Determine how many lines below hold the string "name". Reply with the number alone.

— begin Dataset excerpts —

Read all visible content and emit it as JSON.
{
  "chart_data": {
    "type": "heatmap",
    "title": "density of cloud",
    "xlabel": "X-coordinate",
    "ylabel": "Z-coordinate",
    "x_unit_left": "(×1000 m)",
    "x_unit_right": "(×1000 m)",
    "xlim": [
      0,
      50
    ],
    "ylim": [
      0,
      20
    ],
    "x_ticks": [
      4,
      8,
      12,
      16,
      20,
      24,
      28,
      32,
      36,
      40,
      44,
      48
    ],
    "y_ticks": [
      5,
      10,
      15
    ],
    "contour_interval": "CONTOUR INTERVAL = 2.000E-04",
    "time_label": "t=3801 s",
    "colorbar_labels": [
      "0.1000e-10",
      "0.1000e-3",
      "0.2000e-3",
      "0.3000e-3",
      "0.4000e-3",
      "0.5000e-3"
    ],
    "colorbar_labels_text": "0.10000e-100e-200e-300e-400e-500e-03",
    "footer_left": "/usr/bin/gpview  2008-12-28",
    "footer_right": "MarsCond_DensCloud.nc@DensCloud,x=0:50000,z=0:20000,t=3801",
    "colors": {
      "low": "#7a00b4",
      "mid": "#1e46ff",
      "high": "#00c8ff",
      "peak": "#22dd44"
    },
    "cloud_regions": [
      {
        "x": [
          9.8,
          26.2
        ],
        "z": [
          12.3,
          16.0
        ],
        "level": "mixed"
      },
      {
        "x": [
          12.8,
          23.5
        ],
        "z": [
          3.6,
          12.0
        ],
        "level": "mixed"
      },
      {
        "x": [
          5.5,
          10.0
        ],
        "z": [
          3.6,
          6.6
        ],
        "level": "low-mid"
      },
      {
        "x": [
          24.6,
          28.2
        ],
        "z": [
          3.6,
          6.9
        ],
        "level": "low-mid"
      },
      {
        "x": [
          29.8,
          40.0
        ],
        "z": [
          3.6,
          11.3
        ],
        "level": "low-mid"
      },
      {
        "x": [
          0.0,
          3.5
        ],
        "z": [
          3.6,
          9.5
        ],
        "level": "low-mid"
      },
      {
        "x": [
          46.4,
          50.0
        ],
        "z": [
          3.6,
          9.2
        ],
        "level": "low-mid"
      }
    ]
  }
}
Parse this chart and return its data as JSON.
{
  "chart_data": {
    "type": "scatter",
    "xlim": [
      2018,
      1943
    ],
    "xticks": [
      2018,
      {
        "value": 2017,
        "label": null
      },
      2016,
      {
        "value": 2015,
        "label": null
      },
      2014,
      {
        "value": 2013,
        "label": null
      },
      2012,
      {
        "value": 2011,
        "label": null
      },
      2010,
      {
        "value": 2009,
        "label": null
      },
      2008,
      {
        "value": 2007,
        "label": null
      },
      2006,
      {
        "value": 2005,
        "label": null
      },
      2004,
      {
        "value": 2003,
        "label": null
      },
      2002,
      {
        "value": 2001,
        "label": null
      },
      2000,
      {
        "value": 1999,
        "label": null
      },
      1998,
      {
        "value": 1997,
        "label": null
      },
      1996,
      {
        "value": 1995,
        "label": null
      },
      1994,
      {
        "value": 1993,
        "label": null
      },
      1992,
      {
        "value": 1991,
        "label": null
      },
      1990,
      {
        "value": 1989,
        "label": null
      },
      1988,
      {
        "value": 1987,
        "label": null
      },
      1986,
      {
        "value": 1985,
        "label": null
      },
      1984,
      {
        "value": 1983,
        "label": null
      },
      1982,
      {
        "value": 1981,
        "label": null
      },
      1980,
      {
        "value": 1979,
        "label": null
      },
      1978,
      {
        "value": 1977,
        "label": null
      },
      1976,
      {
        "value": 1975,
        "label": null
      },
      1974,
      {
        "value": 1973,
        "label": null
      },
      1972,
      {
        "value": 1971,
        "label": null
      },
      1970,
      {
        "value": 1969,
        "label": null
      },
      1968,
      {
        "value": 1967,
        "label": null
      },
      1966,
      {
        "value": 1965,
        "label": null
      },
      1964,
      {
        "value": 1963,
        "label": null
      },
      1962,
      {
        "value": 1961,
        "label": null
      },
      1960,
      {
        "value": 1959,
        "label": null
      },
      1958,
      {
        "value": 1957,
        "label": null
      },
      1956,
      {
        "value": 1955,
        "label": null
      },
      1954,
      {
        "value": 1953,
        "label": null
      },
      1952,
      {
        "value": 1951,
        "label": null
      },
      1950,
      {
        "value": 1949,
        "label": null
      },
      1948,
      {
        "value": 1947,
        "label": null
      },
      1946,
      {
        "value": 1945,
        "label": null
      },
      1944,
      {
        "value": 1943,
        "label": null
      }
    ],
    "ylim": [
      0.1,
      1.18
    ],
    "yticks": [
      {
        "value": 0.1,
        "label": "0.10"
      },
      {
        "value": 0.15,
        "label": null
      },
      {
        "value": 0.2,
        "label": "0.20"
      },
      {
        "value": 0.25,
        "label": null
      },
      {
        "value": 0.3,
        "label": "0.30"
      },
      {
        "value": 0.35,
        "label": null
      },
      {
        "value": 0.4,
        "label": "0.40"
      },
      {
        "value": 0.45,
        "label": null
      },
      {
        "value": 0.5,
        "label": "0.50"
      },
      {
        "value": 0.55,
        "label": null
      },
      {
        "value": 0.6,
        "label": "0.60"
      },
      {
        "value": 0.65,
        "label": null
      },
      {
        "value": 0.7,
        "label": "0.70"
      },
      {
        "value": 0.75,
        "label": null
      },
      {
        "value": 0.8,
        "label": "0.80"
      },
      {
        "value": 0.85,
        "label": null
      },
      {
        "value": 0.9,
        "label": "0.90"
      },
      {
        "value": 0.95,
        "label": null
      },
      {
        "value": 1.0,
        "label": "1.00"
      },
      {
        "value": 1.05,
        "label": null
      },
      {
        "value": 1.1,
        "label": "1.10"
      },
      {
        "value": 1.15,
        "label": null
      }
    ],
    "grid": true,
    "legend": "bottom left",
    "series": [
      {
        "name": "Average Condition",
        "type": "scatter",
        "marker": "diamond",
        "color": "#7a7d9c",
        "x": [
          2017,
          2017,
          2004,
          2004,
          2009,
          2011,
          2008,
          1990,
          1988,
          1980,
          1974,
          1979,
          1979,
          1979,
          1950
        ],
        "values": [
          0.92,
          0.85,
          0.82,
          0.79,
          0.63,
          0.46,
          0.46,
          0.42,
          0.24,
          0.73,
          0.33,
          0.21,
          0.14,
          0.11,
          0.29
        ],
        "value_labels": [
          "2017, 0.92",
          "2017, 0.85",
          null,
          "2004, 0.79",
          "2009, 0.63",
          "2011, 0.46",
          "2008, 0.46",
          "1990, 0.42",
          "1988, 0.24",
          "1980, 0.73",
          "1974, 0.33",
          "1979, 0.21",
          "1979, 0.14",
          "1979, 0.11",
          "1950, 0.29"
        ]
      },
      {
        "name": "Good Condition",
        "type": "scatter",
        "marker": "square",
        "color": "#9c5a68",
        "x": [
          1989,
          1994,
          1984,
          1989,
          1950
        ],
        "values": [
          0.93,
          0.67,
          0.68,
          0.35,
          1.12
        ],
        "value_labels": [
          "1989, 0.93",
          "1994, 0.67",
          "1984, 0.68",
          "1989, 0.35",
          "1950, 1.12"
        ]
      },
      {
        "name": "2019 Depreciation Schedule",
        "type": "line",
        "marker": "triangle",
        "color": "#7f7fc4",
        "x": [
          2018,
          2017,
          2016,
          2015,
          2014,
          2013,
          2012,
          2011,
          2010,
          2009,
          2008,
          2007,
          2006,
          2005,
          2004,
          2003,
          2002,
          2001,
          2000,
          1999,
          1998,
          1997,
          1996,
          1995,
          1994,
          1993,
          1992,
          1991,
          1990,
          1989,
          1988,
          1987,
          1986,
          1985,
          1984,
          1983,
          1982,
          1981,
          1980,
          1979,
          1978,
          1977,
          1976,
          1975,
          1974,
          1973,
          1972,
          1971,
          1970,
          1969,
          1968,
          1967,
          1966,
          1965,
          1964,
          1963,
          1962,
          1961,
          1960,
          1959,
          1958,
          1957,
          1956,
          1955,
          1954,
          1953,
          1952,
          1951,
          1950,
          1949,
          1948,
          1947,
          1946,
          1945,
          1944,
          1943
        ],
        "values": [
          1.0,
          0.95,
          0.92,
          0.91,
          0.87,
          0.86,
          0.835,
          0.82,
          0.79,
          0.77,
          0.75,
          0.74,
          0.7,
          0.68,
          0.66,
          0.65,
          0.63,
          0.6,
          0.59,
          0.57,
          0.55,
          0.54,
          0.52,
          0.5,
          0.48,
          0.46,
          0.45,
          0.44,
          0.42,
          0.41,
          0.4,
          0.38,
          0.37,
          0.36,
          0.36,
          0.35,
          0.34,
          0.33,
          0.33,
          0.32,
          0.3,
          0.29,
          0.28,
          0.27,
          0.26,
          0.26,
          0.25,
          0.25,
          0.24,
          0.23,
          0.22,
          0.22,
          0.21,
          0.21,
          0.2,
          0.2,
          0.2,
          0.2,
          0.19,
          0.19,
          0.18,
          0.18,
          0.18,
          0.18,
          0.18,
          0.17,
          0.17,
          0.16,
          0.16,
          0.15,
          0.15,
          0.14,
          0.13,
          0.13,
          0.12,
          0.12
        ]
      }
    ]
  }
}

— end Dataset excerpts —

**Task response:**
3